— start RECORDS SHOWN —

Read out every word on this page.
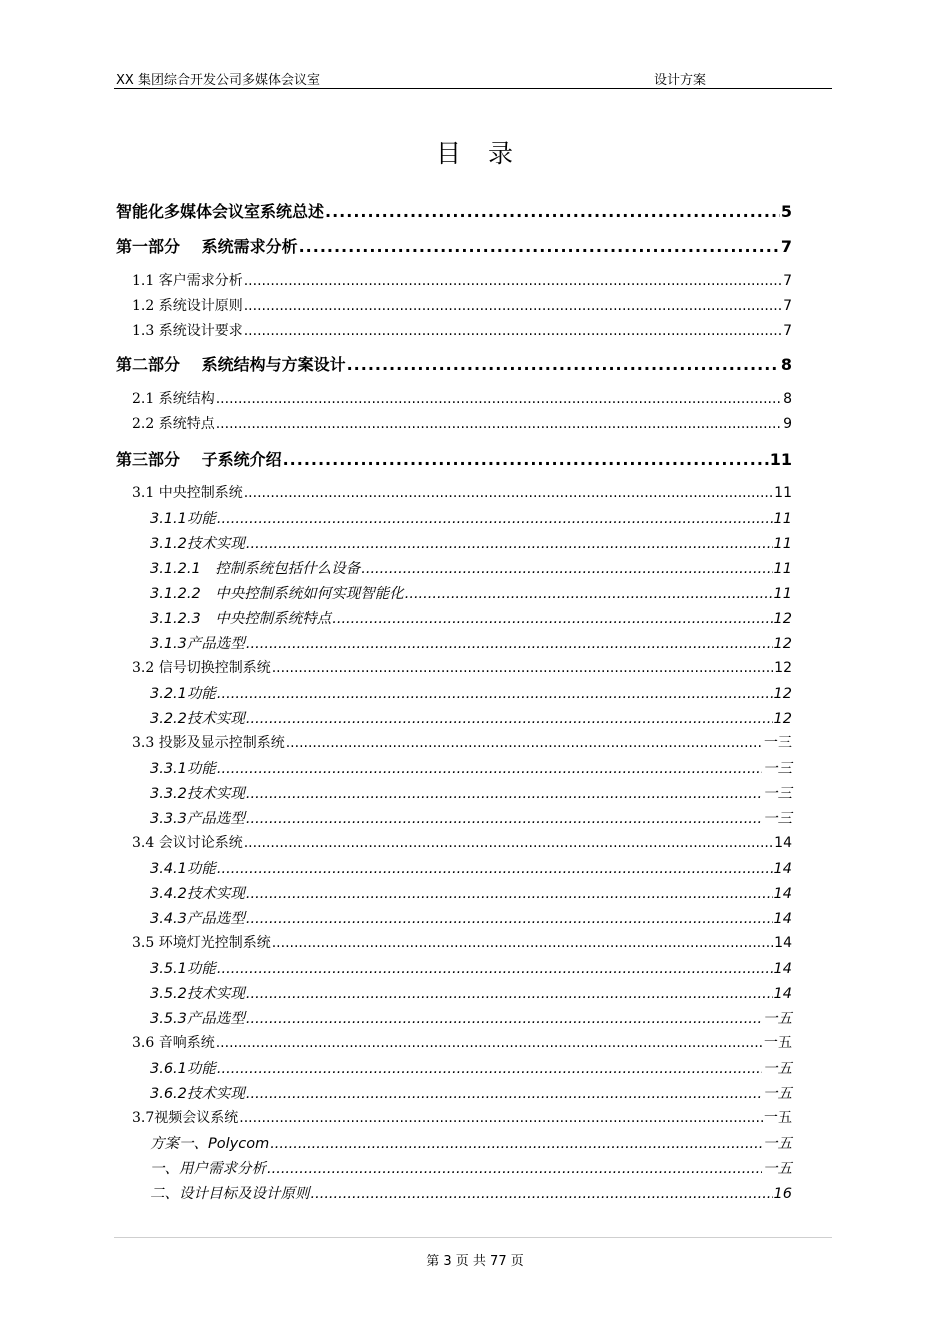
XX 集团综合开发公司多媒体会议室	设计方案
目　录
智能化多媒体会议室系统总述 .....	5
第一部分　 系统需求分析 .....	7
1.1 客户需求分析 .....	7
1.2 系统设计原则 .....	7
1.3 系统设计要求 .....	7
第二部分　 系统结构与方案设计 .....	8
2.1 系统结构 .....	8
2.2 系统特点 .....	9
第三部分　 子系统介绍 .....	11
3.1 中央控制系统 .....	11
3.1.1功能 .....	11
3.1.2技术实现 .....	11
3.1.2.1　控制系统包括什么设备 .....	11
3.1.2.2　中央控制系统如何实现智能化 .....	11
3.1.2.3　中央控制系统特点 .....	12
3.1.3产品选型 .....	12
3.2 信号切换控制系统 .....	12
3.2.1功能 .....	12
3.2.2技术实现 .....	12
3.3 投影及显示控制系统 .....	一三
3.3.1功能 .....	一三
3.3.2技术实现 .....	一三
3.3.3产品选型 .....	一三
3.4 会议讨论系统 .....	14
3.4.1功能 .....	14
3.4.2技术实现 .....	14
3.4.3产品选型 .....	14
3.5 环境灯光控制系统 .....	14
3.5.1功能 .....	14
3.5.2技术实现 .....	14
3.5.3产品选型 .....	一五
3.6 音响系统 .....	一五
3.6.1功能 .....	一五
3.6.2技术实现 .....	一五
3.7视频会议系统 .....	一五
方案一、Polycom .....	一五
一、用户需求分析 .....	一五
二、设计目标及设计原则 .....	16
第 3 页 共 77 页
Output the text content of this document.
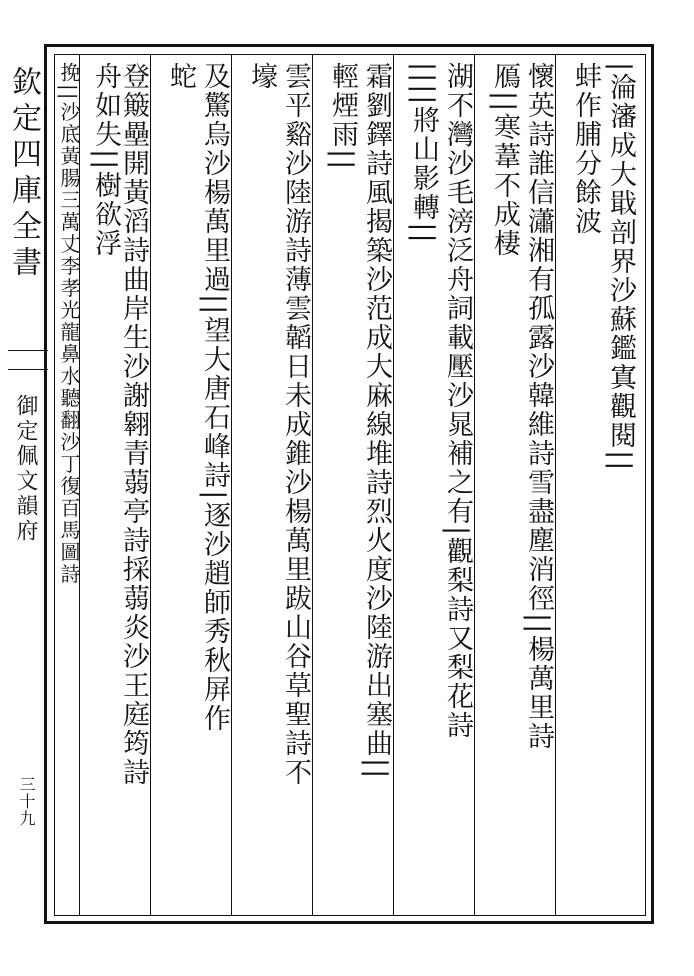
欽定四庫全書
御定佩文韻府
三十九
|淪瀋成大戢剖界沙蘇鑑寘觀閱||
蚌作脯分餘波
懷英詩誰信瀟湘有孤露沙韓維詩雪盡塵消徑||楊萬里詩
鴈||寒葦不成棲
湖不灣沙毛滂泛舟詞載壓沙晁補之有|觀梨詩又梨花詩
||||將山影轉||
霜劉鐸詩風揭築沙范成大麻線堆詩烈火度沙陸游出塞曲||
輕煙雨||
雲平谿沙陸游詩薄雲韜日未成錐沙楊萬里跋山谷草聖詩不
壕
及驚烏沙楊萬里過||望大唐石峰詩|逐沙趙師秀秋屏作
蛇
登簸壘開黃滔詩曲岸生沙謝翱青蒻亭詩採蒻炎沙王庭筠詩
舟如失||樹欲浮
挽||沙底黃腸三萬丈李孝光龍鼻水聽翻沙丁復百馬圖詩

— end RECORDS SHOWN —

CHALLENGE:
Without the pictures, repeat all the records word for word.

SOLUTION TO THE EXERCISE:
Read out every word on this page.
XX 集团综合开发公司多媒体会议室	设计方案
目　录
智能化多媒体会议室系统总述 .....	5
第一部分　 系统需求分析 .....	7
1.1 客户需求分析 .....	7
1.2 系统设计原则 .....	7
1.3 系统设计要求 .....	7
第二部分　 系统结构与方案设计 .....	8
2.1 系统结构 .....	8
2.2 系统特点 .....	9
第三部分　 子系统介绍 .....	11
3.1 中央控制系统 .....	11
3.1.1功能 .....	11
3.1.2技术实现 .....	11
3.1.2.1　控制系统包括什么设备 .....	11
3.1.2.2　中央控制系统如何实现智能化 .....	11
3.1.2.3　中央控制系统特点 .....	12
3.1.3产品选型 .....	12
3.2 信号切换控制系统 .....	12
3.2.1功能 .....	12
3.2.2技术实现 .....	12
3.3 投影及显示控制系统 .....	一三
3.3.1功能 .....	一三
3.3.2技术实现 .....	一三
3.3.3产品选型 .....	一三
3.4 会议讨论系统 .....	14
3.4.1功能 .....	14
3.4.2技术实现 .....	14
3.4.3产品选型 .....	14
3.5 环境灯光控制系统 .....	14
3.5.1功能 .....	14
3.5.2技术实现 .....	14
3.5.3产品选型 .....	一五
3.6 音响系统 .....	一五
3.6.1功能 .....	一五
3.6.2技术实现 .....	一五
3.7视频会议系统 .....	一五
方案一、Polycom .....	一五
一、用户需求分析 .....	一五
二、设计目标及设计原则 .....	16
第 3 页 共 77 页
Output the text content of this document.
欽定四庫全書
御定佩文韻府
三十九
|淪瀋成大戢剖界沙蘇鑑寘觀閱||
蚌作脯分餘波
懷英詩誰信瀟湘有孤露沙韓維詩雪盡塵消徑||楊萬里詩
鴈||寒葦不成棲
湖不灣沙毛滂泛舟詞載壓沙晁補之有|觀梨詩又梨花詩
||||將山影轉||
霜劉鐸詩風揭築沙范成大麻線堆詩烈火度沙陸游出塞曲||
輕煙雨||
雲平谿沙陸游詩薄雲韜日未成錐沙楊萬里跋山谷草聖詩不
壕
及驚烏沙楊萬里過||望大唐石峰詩|逐沙趙師秀秋屏作
蛇
登簸壘開黃滔詩曲岸生沙謝翱青蒻亭詩採蒻炎沙王庭筠詩
舟如失||樹欲浮
挽||沙底黃腸三萬丈李孝光龍鼻水聽翻沙丁復百馬圖詩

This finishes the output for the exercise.